#### EXERCISE
The entries below should be output exactly as written.

#### RAW DATA
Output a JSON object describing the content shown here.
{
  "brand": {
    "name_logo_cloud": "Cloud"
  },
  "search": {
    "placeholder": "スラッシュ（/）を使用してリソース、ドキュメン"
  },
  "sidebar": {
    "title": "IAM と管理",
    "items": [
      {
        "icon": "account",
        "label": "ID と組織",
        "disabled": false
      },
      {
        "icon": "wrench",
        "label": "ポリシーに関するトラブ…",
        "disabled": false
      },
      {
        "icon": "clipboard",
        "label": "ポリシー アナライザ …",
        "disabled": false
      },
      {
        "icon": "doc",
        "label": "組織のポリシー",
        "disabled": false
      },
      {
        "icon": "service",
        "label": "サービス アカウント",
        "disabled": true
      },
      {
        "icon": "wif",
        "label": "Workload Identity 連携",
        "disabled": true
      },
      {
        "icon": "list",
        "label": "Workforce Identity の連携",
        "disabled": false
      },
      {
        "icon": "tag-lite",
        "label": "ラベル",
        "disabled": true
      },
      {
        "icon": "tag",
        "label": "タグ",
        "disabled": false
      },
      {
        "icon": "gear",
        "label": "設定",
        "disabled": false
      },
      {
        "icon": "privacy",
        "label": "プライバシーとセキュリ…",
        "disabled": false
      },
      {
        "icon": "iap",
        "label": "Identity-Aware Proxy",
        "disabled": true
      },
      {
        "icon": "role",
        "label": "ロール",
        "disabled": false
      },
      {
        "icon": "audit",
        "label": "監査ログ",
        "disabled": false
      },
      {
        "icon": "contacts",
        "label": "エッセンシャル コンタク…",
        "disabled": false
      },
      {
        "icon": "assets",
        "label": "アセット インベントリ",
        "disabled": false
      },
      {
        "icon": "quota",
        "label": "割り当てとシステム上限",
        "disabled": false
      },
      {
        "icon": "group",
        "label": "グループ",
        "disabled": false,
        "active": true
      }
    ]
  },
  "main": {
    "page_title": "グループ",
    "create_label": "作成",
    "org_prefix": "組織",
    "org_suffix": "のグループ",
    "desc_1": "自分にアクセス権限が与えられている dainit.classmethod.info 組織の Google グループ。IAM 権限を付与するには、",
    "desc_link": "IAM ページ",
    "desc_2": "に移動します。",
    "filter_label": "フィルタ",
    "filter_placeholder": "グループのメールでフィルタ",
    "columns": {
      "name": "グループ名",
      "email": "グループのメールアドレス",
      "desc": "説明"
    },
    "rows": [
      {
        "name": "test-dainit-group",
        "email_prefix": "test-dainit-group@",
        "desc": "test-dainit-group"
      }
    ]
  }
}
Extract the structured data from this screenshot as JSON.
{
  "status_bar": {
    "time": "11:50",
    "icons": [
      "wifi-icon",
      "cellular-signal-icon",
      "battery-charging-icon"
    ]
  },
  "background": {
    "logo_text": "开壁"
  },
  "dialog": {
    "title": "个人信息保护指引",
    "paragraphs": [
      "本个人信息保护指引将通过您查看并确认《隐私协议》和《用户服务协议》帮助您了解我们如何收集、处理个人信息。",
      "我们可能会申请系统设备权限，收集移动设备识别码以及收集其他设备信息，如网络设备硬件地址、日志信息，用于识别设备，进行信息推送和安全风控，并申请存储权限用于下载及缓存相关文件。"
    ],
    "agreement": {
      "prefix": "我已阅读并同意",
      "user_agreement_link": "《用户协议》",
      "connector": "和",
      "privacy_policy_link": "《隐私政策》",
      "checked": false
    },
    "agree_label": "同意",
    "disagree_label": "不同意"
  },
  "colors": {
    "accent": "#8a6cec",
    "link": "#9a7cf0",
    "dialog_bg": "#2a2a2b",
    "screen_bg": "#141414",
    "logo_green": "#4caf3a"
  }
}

#### FULL SOLUTION
Output a JSON object describing the content shown here.
{
  "brand": {
    "name_logo_cloud": "Cloud"
  },
  "search": {
    "placeholder": "スラッシュ（/）を使用してリソース、ドキュメン"
  },
  "sidebar": {
    "title": "IAM と管理",
    "items": [
      {
        "icon": "account",
        "label": "ID と組織",
        "disabled": false
      },
      {
        "icon": "wrench",
        "label": "ポリシーに関するトラブ…",
        "disabled": false
      },
      {
        "icon": "clipboard",
        "label": "ポリシー アナライザ …",
        "disabled": false
      },
      {
        "icon": "doc",
        "label": "組織のポリシー",
        "disabled": false
      },
      {
        "icon": "service",
        "label": "サービス アカウント",
        "disabled": true
      },
      {
        "icon": "wif",
        "label": "Workload Identity 連携",
        "disabled": true
      },
      {
        "icon": "list",
        "label": "Workforce Identity の連携",
        "disabled": false
      },
      {
        "icon": "tag-lite",
        "label": "ラベル",
        "disabled": true
      },
      {
        "icon": "tag",
        "label": "タグ",
        "disabled": false
      },
      {
        "icon": "gear",
        "label": "設定",
        "disabled": false
      },
      {
        "icon": "privacy",
        "label": "プライバシーとセキュリ…",
        "disabled": false
      },
      {
        "icon": "iap",
        "label": "Identity-Aware Proxy",
        "disabled": true
      },
      {
        "icon": "role",
        "label": "ロール",
        "disabled": false
      },
      {
        "icon": "audit",
        "label": "監査ログ",
        "disabled": false
      },
      {
        "icon": "contacts",
        "label": "エッセンシャル コンタク…",
        "disabled": false
      },
      {
        "icon": "assets",
        "label": "アセット インベントリ",
        "disabled": false
      },
      {
        "icon": "quota",
        "label": "割り当てとシステム上限",
        "disabled": false
      },
      {
        "icon": "group",
        "label": "グループ",
        "disabled": false,
        "active": true
      }
    ]
  },
  "main": {
    "page_title": "グループ",
    "create_label": "作成",
    "org_prefix": "組織",
    "org_suffix": "のグループ",
    "desc_1": "自分にアクセス権限が与えられている dainit.classmethod.info 組織の Google グループ。IAM 権限を付与するには、",
    "desc_link": "IAM ページ",
    "desc_2": "に移動します。",
    "filter_label": "フィルタ",
    "filter_placeholder": "グループのメールでフィルタ",
    "columns": {
      "name": "グループ名",
      "email": "グループのメールアドレス",
      "desc": "説明"
    },
    "rows": [
      {
        "name": "test-dainit-group",
        "email_prefix": "test-dainit-group@",
        "desc": "test-dainit-group"
      }
    ]
  }
}
Extract the structured data from this screenshot as JSON.
{
  "status_bar": {
    "time": "11:50",
    "icons": [
      "wifi-icon",
      "cellular-signal-icon",
      "battery-charging-icon"
    ]
  },
  "background": {
    "logo_text": "开壁"
  },
  "dialog": {
    "title": "个人信息保护指引",
    "paragraphs": [
      "本个人信息保护指引将通过您查看并确认《隐私协议》和《用户服务协议》帮助您了解我们如何收集、处理个人信息。",
      "我们可能会申请系统设备权限，收集移动设备识别码以及收集其他设备信息，如网络设备硬件地址、日志信息，用于识别设备，进行信息推送和安全风控，并申请存储权限用于下载及缓存相关文件。"
    ],
    "agreement": {
      "prefix": "我已阅读并同意",
      "user_agreement_link": "《用户协议》",
      "connector": "和",
      "privacy_policy_link": "《隐私政策》",
      "checked": false
    },
    "agree_label": "同意",
    "disagree_label": "不同意"
  },
  "colors": {
    "accent": "#8a6cec",
    "link": "#9a7cf0",
    "dialog_bg": "#2a2a2b",
    "screen_bg": "#141414",
    "logo_green": "#4caf3a"
  }
}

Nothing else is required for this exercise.